Dataset entries
┌────────
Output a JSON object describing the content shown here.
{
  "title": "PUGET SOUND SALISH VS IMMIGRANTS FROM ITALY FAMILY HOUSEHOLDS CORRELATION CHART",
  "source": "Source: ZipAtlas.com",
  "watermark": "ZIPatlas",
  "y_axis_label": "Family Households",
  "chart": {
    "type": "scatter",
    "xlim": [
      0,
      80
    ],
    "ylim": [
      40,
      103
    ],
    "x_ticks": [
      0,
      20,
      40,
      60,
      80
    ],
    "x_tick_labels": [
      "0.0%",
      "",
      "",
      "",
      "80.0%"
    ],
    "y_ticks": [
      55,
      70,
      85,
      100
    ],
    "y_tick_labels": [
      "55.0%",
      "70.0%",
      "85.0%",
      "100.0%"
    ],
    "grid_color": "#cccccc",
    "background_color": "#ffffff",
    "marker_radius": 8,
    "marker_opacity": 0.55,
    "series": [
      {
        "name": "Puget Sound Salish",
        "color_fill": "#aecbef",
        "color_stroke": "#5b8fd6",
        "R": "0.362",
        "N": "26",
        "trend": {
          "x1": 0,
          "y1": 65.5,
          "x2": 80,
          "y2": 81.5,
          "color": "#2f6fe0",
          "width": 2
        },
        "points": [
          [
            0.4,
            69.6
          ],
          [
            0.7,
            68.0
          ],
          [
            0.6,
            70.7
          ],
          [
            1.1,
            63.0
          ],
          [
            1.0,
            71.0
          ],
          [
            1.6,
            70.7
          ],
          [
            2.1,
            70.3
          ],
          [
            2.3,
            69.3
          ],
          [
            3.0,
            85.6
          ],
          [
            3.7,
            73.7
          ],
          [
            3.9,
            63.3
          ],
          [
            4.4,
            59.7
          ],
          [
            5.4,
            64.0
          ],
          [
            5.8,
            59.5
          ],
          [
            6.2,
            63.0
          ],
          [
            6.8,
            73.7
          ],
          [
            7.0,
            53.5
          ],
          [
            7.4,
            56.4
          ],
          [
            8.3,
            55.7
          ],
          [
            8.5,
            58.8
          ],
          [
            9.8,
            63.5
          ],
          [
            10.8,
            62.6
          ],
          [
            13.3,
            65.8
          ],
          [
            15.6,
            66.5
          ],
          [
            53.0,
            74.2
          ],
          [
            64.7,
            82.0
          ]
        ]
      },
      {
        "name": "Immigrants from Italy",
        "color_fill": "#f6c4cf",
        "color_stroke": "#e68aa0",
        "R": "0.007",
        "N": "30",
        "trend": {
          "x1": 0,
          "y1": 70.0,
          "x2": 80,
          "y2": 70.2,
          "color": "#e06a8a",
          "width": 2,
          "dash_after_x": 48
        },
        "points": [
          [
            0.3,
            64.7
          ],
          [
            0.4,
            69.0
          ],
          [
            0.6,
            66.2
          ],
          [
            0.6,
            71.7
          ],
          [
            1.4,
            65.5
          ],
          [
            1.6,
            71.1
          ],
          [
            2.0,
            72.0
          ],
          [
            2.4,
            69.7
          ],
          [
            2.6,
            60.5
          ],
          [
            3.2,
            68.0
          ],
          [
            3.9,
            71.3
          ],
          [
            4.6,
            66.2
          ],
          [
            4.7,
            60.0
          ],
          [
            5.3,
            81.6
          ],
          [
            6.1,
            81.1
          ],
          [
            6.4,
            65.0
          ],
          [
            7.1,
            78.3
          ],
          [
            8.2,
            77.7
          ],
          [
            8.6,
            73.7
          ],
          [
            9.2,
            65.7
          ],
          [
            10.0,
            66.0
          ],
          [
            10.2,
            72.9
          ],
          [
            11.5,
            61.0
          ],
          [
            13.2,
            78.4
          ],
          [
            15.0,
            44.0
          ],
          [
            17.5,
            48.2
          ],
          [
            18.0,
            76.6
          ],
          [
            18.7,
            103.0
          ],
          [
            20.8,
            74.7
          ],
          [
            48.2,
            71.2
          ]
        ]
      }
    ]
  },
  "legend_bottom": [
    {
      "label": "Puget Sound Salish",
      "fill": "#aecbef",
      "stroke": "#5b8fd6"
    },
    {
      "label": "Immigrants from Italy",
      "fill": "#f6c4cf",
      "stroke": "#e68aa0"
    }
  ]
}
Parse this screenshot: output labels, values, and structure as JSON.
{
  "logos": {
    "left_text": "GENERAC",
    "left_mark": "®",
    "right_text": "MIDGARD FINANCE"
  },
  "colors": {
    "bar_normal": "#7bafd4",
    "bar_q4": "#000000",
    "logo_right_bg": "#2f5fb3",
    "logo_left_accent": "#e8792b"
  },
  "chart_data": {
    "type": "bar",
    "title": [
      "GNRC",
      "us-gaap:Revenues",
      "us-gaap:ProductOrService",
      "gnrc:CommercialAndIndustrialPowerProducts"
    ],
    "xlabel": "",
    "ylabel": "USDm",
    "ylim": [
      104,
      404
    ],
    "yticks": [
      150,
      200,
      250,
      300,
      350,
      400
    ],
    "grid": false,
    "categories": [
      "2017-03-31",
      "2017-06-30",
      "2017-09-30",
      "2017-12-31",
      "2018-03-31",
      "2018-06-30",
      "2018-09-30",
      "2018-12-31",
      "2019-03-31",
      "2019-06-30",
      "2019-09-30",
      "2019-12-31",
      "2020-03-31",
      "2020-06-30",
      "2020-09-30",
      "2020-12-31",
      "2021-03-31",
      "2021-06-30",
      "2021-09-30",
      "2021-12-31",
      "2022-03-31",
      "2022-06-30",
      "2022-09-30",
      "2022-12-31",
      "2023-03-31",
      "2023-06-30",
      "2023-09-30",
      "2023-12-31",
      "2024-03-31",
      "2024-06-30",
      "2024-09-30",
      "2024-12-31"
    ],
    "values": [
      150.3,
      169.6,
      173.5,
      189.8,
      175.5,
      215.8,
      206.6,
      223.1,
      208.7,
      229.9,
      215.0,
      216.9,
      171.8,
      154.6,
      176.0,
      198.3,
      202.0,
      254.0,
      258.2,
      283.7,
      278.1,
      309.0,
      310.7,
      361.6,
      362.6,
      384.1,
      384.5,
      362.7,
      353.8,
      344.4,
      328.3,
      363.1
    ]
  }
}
└────────
Exercise instructions
Write out every entry verbatim.

Right answer
Output a JSON object describing the content shown here.
{
  "title": "PUGET SOUND SALISH VS IMMIGRANTS FROM ITALY FAMILY HOUSEHOLDS CORRELATION CHART",
  "source": "Source: ZipAtlas.com",
  "watermark": "ZIPatlas",
  "y_axis_label": "Family Households",
  "chart": {
    "type": "scatter",
    "xlim": [
      0,
      80
    ],
    "ylim": [
      40,
      103
    ],
    "x_ticks": [
      0,
      20,
      40,
      60,
      80
    ],
    "x_tick_labels": [
      "0.0%",
      "",
      "",
      "",
      "80.0%"
    ],
    "y_ticks": [
      55,
      70,
      85,
      100
    ],
    "y_tick_labels": [
      "55.0%",
      "70.0%",
      "85.0%",
      "100.0%"
    ],
    "grid_color": "#cccccc",
    "background_color": "#ffffff",
    "marker_radius": 8,
    "marker_opacity": 0.55,
    "series": [
      {
        "name": "Puget Sound Salish",
        "color_fill": "#aecbef",
        "color_stroke": "#5b8fd6",
        "R": "0.362",
        "N": "26",
        "trend": {
          "x1": 0,
          "y1": 65.5,
          "x2": 80,
          "y2": 81.5,
          "color": "#2f6fe0",
          "width": 2
        },
        "points": [
          [
            0.4,
            69.6
          ],
          [
            0.7,
            68.0
          ],
          [
            0.6,
            70.7
          ],
          [
            1.1,
            63.0
          ],
          [
            1.0,
            71.0
          ],
          [
            1.6,
            70.7
          ],
          [
            2.1,
            70.3
          ],
          [
            2.3,
            69.3
          ],
          [
            3.0,
            85.6
          ],
          [
            3.7,
            73.7
          ],
          [
            3.9,
            63.3
          ],
          [
            4.4,
            59.7
          ],
          [
            5.4,
            64.0
          ],
          [
            5.8,
            59.5
          ],
          [
            6.2,
            63.0
          ],
          [
            6.8,
            73.7
          ],
          [
            7.0,
            53.5
          ],
          [
            7.4,
            56.4
          ],
          [
            8.3,
            55.7
          ],
          [
            8.5,
            58.8
          ],
          [
            9.8,
            63.5
          ],
          [
            10.8,
            62.6
          ],
          [
            13.3,
            65.8
          ],
          [
            15.6,
            66.5
          ],
          [
            53.0,
            74.2
          ],
          [
            64.7,
            82.0
          ]
        ]
      },
      {
        "name": "Immigrants from Italy",
        "color_fill": "#f6c4cf",
        "color_stroke": "#e68aa0",
        "R": "0.007",
        "N": "30",
        "trend": {
          "x1": 0,
          "y1": 70.0,
          "x2": 80,
          "y2": 70.2,
          "color": "#e06a8a",
          "width": 2,
          "dash_after_x": 48
        },
        "points": [
          [
            0.3,
            64.7
          ],
          [
            0.4,
            69.0
          ],
          [
            0.6,
            66.2
          ],
          [
            0.6,
            71.7
          ],
          [
            1.4,
            65.5
          ],
          [
            1.6,
            71.1
          ],
          [
            2.0,
            72.0
          ],
          [
            2.4,
            69.7
          ],
          [
            2.6,
            60.5
          ],
          [
            3.2,
            68.0
          ],
          [
            3.9,
            71.3
          ],
          [
            4.6,
            66.2
          ],
          [
            4.7,
            60.0
          ],
          [
            5.3,
            81.6
          ],
          [
            6.1,
            81.1
          ],
          [
            6.4,
            65.0
          ],
          [
            7.1,
            78.3
          ],
          [
            8.2,
            77.7
          ],
          [
            8.6,
            73.7
          ],
          [
            9.2,
            65.7
          ],
          [
            10.0,
            66.0
          ],
          [
            10.2,
            72.9
          ],
          [
            11.5,
            61.0
          ],
          [
            13.2,
            78.4
          ],
          [
            15.0,
            44.0
          ],
          [
            17.5,
            48.2
          ],
          [
            18.0,
            76.6
          ],
          [
            18.7,
            103.0
          ],
          [
            20.8,
            74.7
          ],
          [
            48.2,
            71.2
          ]
        ]
      }
    ]
  },
  "legend_bottom": [
    {
      "label": "Puget Sound Salish",
      "fill": "#aecbef",
      "stroke": "#5b8fd6"
    },
    {
      "label": "Immigrants from Italy",
      "fill": "#f6c4cf",
      "stroke": "#e68aa0"
    }
  ]
}
Parse this screenshot: output labels, values, and structure as JSON.
{
  "logos": {
    "left_text": "GENERAC",
    "left_mark": "®",
    "right_text": "MIDGARD FINANCE"
  },
  "colors": {
    "bar_normal": "#7bafd4",
    "bar_q4": "#000000",
    "logo_right_bg": "#2f5fb3",
    "logo_left_accent": "#e8792b"
  },
  "chart_data": {
    "type": "bar",
    "title": [
      "GNRC",
      "us-gaap:Revenues",
      "us-gaap:ProductOrService",
      "gnrc:CommercialAndIndustrialPowerProducts"
    ],
    "xlabel": "",
    "ylabel": "USDm",
    "ylim": [
      104,
      404
    ],
    "yticks": [
      150,
      200,
      250,
      300,
      350,
      400
    ],
    "grid": false,
    "categories": [
      "2017-03-31",
      "2017-06-30",
      "2017-09-30",
      "2017-12-31",
      "2018-03-31",
      "2018-06-30",
      "2018-09-30",
      "2018-12-31",
      "2019-03-31",
      "2019-06-30",
      "2019-09-30",
      "2019-12-31",
      "2020-03-31",
      "2020-06-30",
      "2020-09-30",
      "2020-12-31",
      "2021-03-31",
      "2021-06-30",
      "2021-09-30",
      "2021-12-31",
      "2022-03-31",
      "2022-06-30",
      "2022-09-30",
      "2022-12-31",
      "2023-03-31",
      "2023-06-30",
      "2023-09-30",
      "2023-12-31",
      "2024-03-31",
      "2024-06-30",
      "2024-09-30",
      "2024-12-31"
    ],
    "values": [
      150.3,
      169.6,
      173.5,
      189.8,
      175.5,
      215.8,
      206.6,
      223.1,
      208.7,
      229.9,
      215.0,
      216.9,
      171.8,
      154.6,
      176.0,
      198.3,
      202.0,
      254.0,
      258.2,
      283.7,
      278.1,
      309.0,
      310.7,
      361.6,
      362.6,
      384.1,
      384.5,
      362.7,
      353.8,
      344.4,
      328.3,
      363.1
    ]
  }
}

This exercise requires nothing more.